Read the listing and extract each line that includes the word "experts".

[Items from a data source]
* START *

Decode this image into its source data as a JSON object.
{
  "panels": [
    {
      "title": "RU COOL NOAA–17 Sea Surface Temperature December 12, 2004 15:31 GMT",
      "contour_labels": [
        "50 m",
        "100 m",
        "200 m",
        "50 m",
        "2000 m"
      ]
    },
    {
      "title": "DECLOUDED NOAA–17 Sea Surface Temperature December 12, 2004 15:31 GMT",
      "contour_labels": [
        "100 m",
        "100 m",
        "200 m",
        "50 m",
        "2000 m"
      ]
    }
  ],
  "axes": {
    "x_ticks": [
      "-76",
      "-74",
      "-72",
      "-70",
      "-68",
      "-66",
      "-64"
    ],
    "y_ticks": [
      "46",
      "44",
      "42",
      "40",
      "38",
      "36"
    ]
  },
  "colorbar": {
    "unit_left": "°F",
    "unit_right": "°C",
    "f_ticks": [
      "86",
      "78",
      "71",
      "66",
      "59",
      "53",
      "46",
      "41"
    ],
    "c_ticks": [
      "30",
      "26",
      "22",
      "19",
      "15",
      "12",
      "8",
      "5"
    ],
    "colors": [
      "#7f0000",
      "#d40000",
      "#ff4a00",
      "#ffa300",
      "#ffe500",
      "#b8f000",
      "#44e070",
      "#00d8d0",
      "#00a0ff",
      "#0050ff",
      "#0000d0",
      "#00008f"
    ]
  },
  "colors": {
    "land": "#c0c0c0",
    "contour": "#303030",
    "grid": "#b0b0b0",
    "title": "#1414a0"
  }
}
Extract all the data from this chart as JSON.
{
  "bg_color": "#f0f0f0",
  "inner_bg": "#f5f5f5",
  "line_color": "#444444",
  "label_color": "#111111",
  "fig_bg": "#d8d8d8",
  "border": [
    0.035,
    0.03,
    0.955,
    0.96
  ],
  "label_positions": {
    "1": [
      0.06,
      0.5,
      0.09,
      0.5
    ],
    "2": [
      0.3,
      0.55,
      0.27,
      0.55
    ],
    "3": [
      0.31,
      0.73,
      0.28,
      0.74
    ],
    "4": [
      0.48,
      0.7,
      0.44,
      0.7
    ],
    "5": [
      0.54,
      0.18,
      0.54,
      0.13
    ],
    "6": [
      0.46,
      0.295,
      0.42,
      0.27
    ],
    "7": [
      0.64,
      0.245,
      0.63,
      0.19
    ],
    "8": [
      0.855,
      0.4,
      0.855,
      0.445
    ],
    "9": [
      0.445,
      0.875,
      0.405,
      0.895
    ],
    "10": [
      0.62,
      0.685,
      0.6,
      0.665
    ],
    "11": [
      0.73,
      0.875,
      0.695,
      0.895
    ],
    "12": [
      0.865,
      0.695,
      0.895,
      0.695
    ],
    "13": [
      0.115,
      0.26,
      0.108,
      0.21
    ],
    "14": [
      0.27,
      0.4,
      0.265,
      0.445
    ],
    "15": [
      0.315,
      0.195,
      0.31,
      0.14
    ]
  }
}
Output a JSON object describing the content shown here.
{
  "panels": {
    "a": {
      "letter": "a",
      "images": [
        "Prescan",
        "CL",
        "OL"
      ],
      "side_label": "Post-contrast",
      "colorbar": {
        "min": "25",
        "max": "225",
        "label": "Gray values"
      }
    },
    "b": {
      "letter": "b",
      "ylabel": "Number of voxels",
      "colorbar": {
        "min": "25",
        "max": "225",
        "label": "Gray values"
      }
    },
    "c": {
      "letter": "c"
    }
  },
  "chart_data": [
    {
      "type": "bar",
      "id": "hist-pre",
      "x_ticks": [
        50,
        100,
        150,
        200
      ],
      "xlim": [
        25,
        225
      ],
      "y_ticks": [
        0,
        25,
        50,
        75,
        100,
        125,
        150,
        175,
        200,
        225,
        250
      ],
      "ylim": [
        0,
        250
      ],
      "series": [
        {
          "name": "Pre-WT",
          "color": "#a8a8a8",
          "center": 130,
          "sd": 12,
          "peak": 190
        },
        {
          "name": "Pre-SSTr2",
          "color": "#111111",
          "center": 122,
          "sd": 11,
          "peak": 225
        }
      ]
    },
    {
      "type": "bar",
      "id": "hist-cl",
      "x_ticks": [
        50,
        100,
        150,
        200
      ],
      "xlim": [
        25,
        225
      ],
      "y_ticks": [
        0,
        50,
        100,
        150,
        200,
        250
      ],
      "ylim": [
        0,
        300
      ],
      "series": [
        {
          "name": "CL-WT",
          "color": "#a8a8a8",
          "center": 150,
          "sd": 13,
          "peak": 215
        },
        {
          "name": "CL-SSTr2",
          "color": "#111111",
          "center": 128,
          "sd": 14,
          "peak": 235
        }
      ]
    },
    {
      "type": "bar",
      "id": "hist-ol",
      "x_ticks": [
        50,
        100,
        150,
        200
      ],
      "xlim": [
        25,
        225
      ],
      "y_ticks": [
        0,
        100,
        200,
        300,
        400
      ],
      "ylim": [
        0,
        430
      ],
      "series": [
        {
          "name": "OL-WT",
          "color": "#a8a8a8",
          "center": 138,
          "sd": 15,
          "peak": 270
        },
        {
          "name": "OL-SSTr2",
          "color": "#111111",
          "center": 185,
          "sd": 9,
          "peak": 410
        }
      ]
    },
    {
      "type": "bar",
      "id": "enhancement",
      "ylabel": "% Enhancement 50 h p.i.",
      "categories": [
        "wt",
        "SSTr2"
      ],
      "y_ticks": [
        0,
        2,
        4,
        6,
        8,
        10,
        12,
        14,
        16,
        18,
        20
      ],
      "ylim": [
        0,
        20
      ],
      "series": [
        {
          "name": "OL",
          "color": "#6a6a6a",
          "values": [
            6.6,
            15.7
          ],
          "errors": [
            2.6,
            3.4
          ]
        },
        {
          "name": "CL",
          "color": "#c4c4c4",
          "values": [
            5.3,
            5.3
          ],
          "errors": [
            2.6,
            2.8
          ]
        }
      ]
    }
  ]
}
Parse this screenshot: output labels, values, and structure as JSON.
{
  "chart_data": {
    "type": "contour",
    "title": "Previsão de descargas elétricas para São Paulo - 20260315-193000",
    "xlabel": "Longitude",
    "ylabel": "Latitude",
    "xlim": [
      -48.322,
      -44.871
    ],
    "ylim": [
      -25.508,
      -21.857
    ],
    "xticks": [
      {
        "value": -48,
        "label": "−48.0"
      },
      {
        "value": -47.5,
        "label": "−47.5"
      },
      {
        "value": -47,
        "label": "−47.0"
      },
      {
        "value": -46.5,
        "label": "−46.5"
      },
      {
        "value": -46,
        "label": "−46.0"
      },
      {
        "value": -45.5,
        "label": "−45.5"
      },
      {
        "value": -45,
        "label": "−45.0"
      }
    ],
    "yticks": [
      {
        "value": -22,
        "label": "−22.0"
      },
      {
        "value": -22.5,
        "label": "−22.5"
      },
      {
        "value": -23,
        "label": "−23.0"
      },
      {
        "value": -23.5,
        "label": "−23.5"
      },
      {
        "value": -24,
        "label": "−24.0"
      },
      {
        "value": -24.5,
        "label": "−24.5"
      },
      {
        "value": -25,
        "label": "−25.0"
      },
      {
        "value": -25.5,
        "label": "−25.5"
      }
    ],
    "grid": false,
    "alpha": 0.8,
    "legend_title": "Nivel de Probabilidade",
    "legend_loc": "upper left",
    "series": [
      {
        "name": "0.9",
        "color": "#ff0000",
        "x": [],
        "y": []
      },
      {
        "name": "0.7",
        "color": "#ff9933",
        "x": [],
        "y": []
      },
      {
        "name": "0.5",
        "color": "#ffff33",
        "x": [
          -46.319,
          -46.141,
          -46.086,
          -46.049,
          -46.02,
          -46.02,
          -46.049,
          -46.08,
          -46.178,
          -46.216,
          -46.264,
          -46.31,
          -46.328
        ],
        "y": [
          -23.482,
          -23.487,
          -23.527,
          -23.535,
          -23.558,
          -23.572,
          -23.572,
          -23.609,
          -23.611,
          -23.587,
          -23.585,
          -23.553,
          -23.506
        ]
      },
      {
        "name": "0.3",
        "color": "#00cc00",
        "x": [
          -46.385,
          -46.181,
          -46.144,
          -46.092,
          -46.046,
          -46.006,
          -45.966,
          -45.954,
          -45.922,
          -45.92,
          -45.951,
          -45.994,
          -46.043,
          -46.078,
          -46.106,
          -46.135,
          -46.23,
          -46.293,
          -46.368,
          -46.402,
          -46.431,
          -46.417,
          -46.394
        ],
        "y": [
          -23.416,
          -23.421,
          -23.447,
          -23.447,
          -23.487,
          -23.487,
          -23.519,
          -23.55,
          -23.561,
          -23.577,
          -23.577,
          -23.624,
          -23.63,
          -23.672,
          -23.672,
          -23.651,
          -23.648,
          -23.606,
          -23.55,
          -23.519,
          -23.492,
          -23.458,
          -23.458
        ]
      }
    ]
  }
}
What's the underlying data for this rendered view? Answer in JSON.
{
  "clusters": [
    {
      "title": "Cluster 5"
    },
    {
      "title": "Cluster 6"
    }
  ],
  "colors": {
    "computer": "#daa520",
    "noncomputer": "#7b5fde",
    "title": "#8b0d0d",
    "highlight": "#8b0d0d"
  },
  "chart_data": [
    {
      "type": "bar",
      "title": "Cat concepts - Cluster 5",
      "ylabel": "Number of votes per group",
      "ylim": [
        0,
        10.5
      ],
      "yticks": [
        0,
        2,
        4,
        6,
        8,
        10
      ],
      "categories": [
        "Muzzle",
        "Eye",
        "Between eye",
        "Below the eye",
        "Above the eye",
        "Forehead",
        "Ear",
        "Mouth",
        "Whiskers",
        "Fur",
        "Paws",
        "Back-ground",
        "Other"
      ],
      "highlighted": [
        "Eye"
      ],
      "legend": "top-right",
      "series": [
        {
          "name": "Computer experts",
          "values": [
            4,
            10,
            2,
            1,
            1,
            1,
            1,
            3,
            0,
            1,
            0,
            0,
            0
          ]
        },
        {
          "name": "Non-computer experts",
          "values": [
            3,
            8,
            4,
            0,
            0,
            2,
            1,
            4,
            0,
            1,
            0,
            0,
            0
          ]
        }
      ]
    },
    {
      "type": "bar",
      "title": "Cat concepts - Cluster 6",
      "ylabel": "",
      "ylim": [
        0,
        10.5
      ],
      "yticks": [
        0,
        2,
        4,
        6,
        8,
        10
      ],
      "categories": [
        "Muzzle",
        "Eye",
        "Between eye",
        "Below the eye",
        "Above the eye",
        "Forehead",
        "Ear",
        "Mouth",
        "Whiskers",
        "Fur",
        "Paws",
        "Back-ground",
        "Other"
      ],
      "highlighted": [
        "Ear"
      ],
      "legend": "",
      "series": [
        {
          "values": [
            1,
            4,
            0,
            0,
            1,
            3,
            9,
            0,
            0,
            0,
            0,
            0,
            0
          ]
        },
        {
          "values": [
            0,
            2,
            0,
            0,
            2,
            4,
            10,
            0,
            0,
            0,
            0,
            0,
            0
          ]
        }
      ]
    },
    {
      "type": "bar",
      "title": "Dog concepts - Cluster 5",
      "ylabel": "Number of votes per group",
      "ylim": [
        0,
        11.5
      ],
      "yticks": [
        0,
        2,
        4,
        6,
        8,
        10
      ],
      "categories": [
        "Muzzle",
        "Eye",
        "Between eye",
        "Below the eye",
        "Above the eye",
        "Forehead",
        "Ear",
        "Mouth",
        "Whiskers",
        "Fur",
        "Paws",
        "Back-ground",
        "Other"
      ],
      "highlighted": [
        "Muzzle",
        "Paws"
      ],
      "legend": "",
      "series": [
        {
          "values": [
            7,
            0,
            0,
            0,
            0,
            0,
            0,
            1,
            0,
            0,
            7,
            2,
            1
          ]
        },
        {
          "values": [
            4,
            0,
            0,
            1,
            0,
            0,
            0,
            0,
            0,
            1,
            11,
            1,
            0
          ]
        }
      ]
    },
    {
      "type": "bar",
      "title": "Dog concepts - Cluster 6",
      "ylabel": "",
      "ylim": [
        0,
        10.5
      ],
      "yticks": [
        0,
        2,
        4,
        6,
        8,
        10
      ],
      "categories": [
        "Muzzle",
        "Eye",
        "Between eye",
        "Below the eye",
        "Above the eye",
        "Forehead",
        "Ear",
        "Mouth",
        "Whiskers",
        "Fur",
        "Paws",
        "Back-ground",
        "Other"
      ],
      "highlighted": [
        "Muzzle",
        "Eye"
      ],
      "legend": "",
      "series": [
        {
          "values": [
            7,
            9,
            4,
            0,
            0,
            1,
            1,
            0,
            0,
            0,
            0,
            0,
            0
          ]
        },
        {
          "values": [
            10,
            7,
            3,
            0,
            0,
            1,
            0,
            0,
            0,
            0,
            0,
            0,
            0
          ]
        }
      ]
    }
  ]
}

* END *

* _RIGHT ANSWER_:
          "name": "Computer experts",
          "name": "Non-computer experts",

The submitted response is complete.